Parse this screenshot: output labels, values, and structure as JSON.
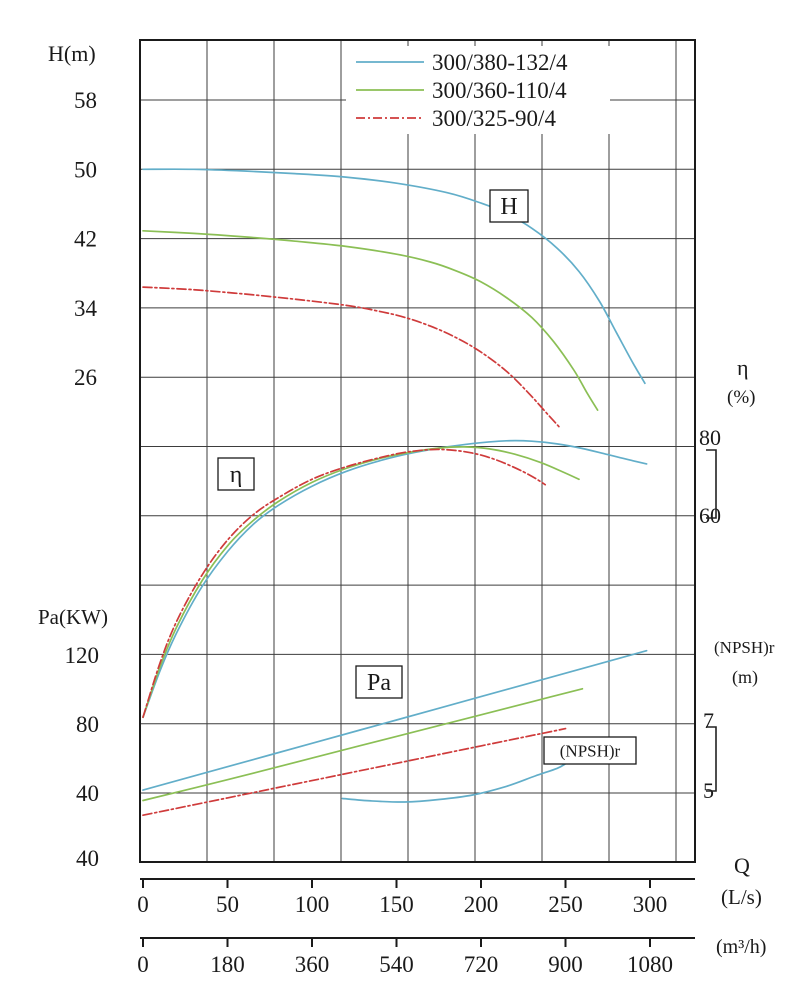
{
  "title_labels": {
    "h_axis": "H(m)",
    "pa_axis": "Pa(KW)",
    "eta_symbol": "η",
    "eta_unit": "(%)",
    "npsh": "(NPSH)r",
    "npsh_unit": "(m)",
    "q": "Q",
    "q_unit_ls": "(L/s)",
    "q_unit_m3h": "(m³/h)"
  },
  "chart_data": {
    "type": "line",
    "title": "Pump performance curves (H, η, Pa, (NPSH)r vs Q)",
    "legend": [
      {
        "label": "300/380-132/4",
        "color": "#62aec9",
        "line_style": "solid"
      },
      {
        "label": "300/360-110/4",
        "color": "#8bbf55",
        "line_style": "solid"
      },
      {
        "label": "300/325-90/4",
        "color": "#cf3b3b",
        "line_style": "dash-dot"
      }
    ],
    "axes": {
      "q_ls": {
        "title": "Q (L/s)",
        "ticks": [
          0,
          50,
          100,
          150,
          200,
          250,
          300
        ],
        "range": [
          0,
          328
        ]
      },
      "q_m3h": {
        "title": "Q (m³/h)",
        "ticks": [
          0,
          180,
          360,
          540,
          720,
          900,
          1080
        ]
      },
      "head": {
        "title": "H(m)",
        "ticks": [
          58,
          50,
          42,
          34,
          26
        ],
        "range": [
          18,
          60
        ]
      },
      "power": {
        "title": "Pa(KW)",
        "ticks": [
          120,
          80,
          40,
          40
        ],
        "range": [
          20,
          130
        ]
      },
      "efficiency": {
        "title": "η (%)",
        "ticks": [
          80,
          60
        ],
        "range": [
          0,
          85
        ]
      },
      "npshr": {
        "title": "(NPSH)r (m)",
        "ticks": [
          7,
          5
        ],
        "range": [
          4,
          8
        ]
      }
    },
    "annotations": {
      "h": "H",
      "eta": "η",
      "pa": "Pa",
      "npsh": "(NPSH)r"
    },
    "series": {
      "H": [
        {
          "model": "300/380-132/4",
          "points": [
            [
              0,
              50
            ],
            [
              30,
              50
            ],
            [
              60,
              49.8
            ],
            [
              90,
              49.5
            ],
            [
              120,
              49.1
            ],
            [
              150,
              48.4
            ],
            [
              180,
              47.3
            ],
            [
              200,
              46.1
            ],
            [
              215,
              44.9
            ],
            [
              230,
              43.2
            ],
            [
              245,
              40.9
            ],
            [
              258,
              38.2
            ],
            [
              270,
              34.8
            ],
            [
              280,
              31.2
            ],
            [
              290,
              27.6
            ],
            [
              297,
              25.3
            ]
          ]
        },
        {
          "model": "300/360-110/4",
          "points": [
            [
              0,
              42.9
            ],
            [
              30,
              42.6
            ],
            [
              60,
              42.2
            ],
            [
              90,
              41.7
            ],
            [
              120,
              41.1
            ],
            [
              150,
              40.2
            ],
            [
              170,
              39.3
            ],
            [
              185,
              38.3
            ],
            [
              200,
              37.0
            ],
            [
              215,
              35.2
            ],
            [
              230,
              32.9
            ],
            [
              243,
              30.1
            ],
            [
              255,
              26.8
            ],
            [
              263,
              24.1
            ],
            [
              269,
              22.2
            ]
          ]
        },
        {
          "model": "300/325-90/4",
          "points": [
            [
              0,
              36.4
            ],
            [
              30,
              36.1
            ],
            [
              60,
              35.6
            ],
            [
              90,
              35.0
            ],
            [
              120,
              34.3
            ],
            [
              140,
              33.6
            ],
            [
              155,
              32.9
            ],
            [
              170,
              31.9
            ],
            [
              185,
              30.6
            ],
            [
              200,
              28.9
            ],
            [
              215,
              26.7
            ],
            [
              228,
              24.2
            ],
            [
              240,
              21.6
            ],
            [
              247,
              20.1
            ]
          ]
        }
      ],
      "eta": [
        {
          "model": "300/380-132/4",
          "points": [
            [
              0,
              8
            ],
            [
              10,
              20
            ],
            [
              20,
              30
            ],
            [
              35,
              42
            ],
            [
              50,
              51
            ],
            [
              65,
              58
            ],
            [
              80,
              63
            ],
            [
              100,
              68
            ],
            [
              120,
              71.8
            ],
            [
              140,
              74.6
            ],
            [
              160,
              76.7
            ],
            [
              180,
              78.2
            ],
            [
              200,
              79.3
            ],
            [
              215,
              79.8
            ],
            [
              230,
              79.7
            ],
            [
              245,
              79.0
            ],
            [
              260,
              77.8
            ],
            [
              275,
              76.2
            ],
            [
              290,
              74.6
            ],
            [
              298,
              73.8
            ]
          ]
        },
        {
          "model": "300/360-110/4",
          "points": [
            [
              0,
              8
            ],
            [
              10,
              21
            ],
            [
              20,
              31.5
            ],
            [
              35,
              43.5
            ],
            [
              50,
              52.5
            ],
            [
              65,
              59
            ],
            [
              80,
              64
            ],
            [
              100,
              69
            ],
            [
              120,
              72.6
            ],
            [
              140,
              75.2
            ],
            [
              160,
              77.0
            ],
            [
              175,
              77.9
            ],
            [
              190,
              78.2
            ],
            [
              205,
              77.7
            ],
            [
              220,
              76.3
            ],
            [
              235,
              74.2
            ],
            [
              248,
              71.8
            ],
            [
              258,
              69.8
            ]
          ]
        },
        {
          "model": "300/325-90/4",
          "points": [
            [
              0,
              8
            ],
            [
              10,
              22
            ],
            [
              20,
              33
            ],
            [
              35,
              45
            ],
            [
              50,
              54
            ],
            [
              65,
              60.5
            ],
            [
              80,
              65
            ],
            [
              100,
              69.8
            ],
            [
              120,
              73.0
            ],
            [
              140,
              75.4
            ],
            [
              155,
              76.8
            ],
            [
              170,
              77.5
            ],
            [
              182,
              77.4
            ],
            [
              195,
              76.6
            ],
            [
              208,
              75.0
            ],
            [
              220,
              72.8
            ],
            [
              230,
              70.6
            ],
            [
              238,
              68.4
            ]
          ]
        }
      ],
      "Pa": [
        {
          "model": "300/380-132/4",
          "points": [
            [
              0,
              42
            ],
            [
              50,
              55.5
            ],
            [
              100,
              69
            ],
            [
              150,
              82.5
            ],
            [
              200,
              96
            ],
            [
              250,
              109.5
            ],
            [
              298,
              122.5
            ]
          ]
        },
        {
          "model": "300/360-110/4",
          "points": [
            [
              0,
              36
            ],
            [
              50,
              48
            ],
            [
              100,
              60.5
            ],
            [
              150,
              73
            ],
            [
              200,
              85.5
            ],
            [
              230,
              93
            ],
            [
              260,
              100.5
            ]
          ]
        },
        {
          "model": "300/325-90/4",
          "points": [
            [
              0,
              27.5
            ],
            [
              50,
              37.5
            ],
            [
              100,
              47.5
            ],
            [
              150,
              57.5
            ],
            [
              200,
              67.5
            ],
            [
              230,
              73.5
            ],
            [
              250,
              77.5
            ]
          ]
        }
      ],
      "npsh": [
        {
          "model": "300/380-132/4",
          "points": [
            [
              118,
              4.85
            ],
            [
              135,
              4.78
            ],
            [
              155,
              4.75
            ],
            [
              175,
              4.82
            ],
            [
              195,
              4.95
            ],
            [
              215,
              5.2
            ],
            [
              232,
              5.5
            ],
            [
              245,
              5.72
            ],
            [
              250,
              5.85
            ]
          ]
        }
      ]
    }
  }
}
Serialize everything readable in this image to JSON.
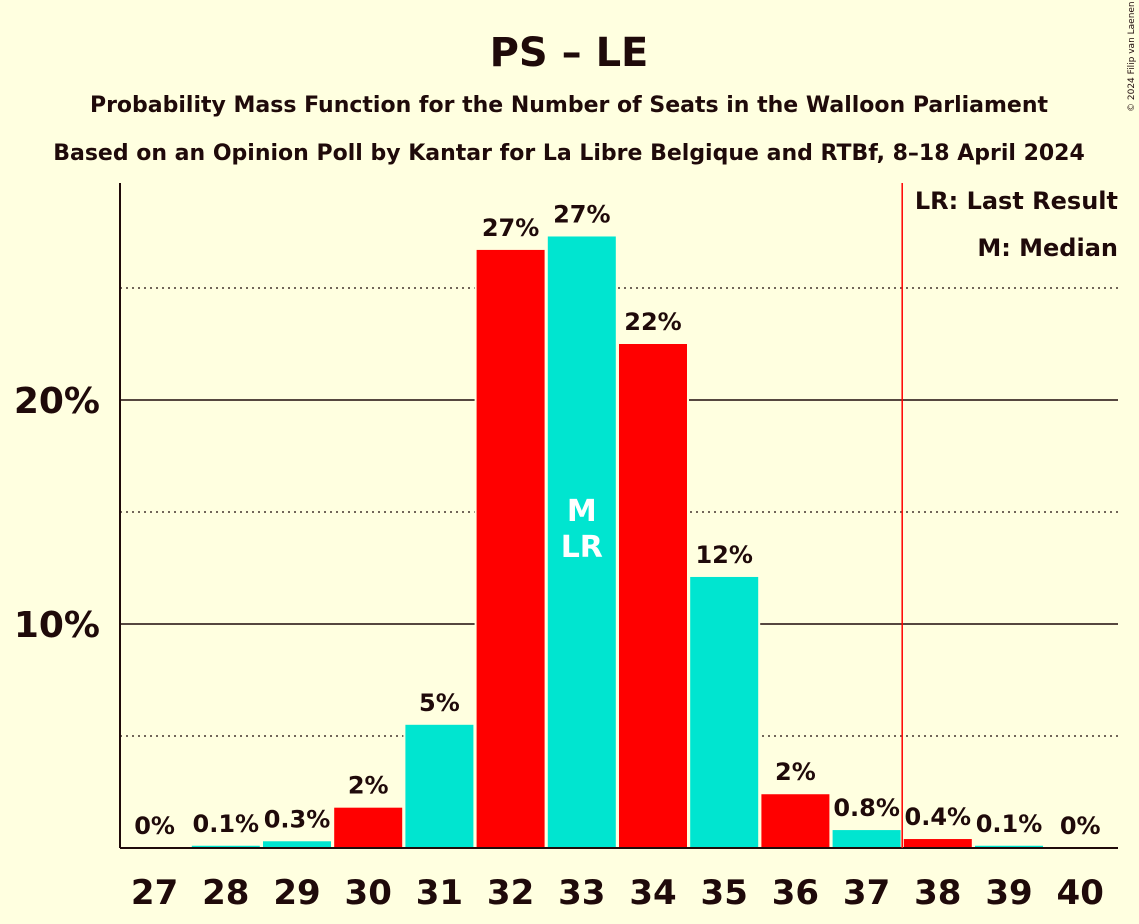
{
  "chart_data": {
    "type": "bar",
    "title": "PS – LE",
    "subtitle": "Probability Mass Function for the Number of Seats in the Walloon Parliament",
    "subtitle2": "Based on an Opinion Poll by Kantar for La Libre Belgique and RTBf, 8–18 April 2024",
    "copyright": "© 2024 Filip van Laenen",
    "categories": [
      "27",
      "28",
      "29",
      "30",
      "31",
      "32",
      "33",
      "34",
      "35",
      "36",
      "37",
      "38",
      "39",
      "40"
    ],
    "values": [
      0,
      0.1,
      0.3,
      1.8,
      5.5,
      26.7,
      27.3,
      22.5,
      12.1,
      2.4,
      0.8,
      0.4,
      0.1,
      0
    ],
    "labels": [
      "0%",
      "0.1%",
      "0.3%",
      "2%",
      "5%",
      "27%",
      "27%",
      "22%",
      "12%",
      "2%",
      "0.8%",
      "0.4%",
      "0.1%",
      "0%"
    ],
    "ylim": [
      0,
      30
    ],
    "yticks": [
      10,
      20
    ],
    "ytick_labels": [
      "10%",
      "20%"
    ],
    "colors": [
      "#FF0000",
      "#00E5D0",
      "#00E5D0",
      "#FF0000",
      "#00E5D0",
      "#FF0000",
      "#00E5D0",
      "#FF0000",
      "#00E5D0",
      "#FF0000",
      "#00E5D0",
      "#FF0000",
      "#00E5D0",
      "#FF0000"
    ],
    "last_result": "33",
    "median": "33",
    "markers": {
      "median": "M",
      "last_result": "LR"
    },
    "legend": [
      "LR: Last Result",
      "M: Median"
    ],
    "legend_position": "top-right",
    "threshold_seat": 38
  }
}
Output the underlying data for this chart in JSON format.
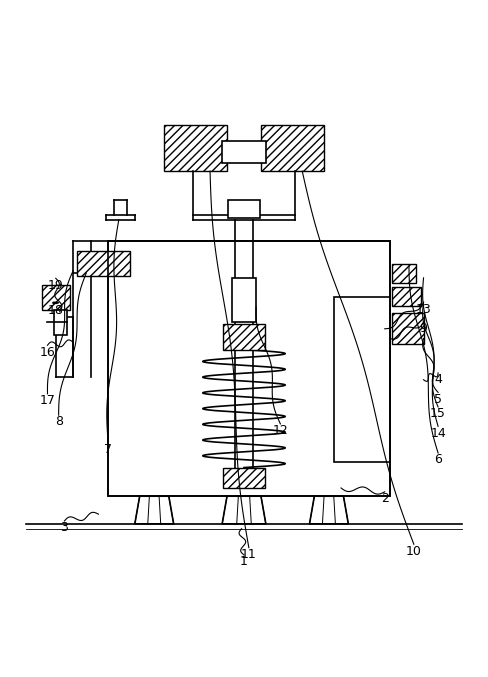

▶ CHALLENGE
Lines in the records that hold the word "JSON" are to be counted; give only the total.

▶ EXERCISE ANSWER
3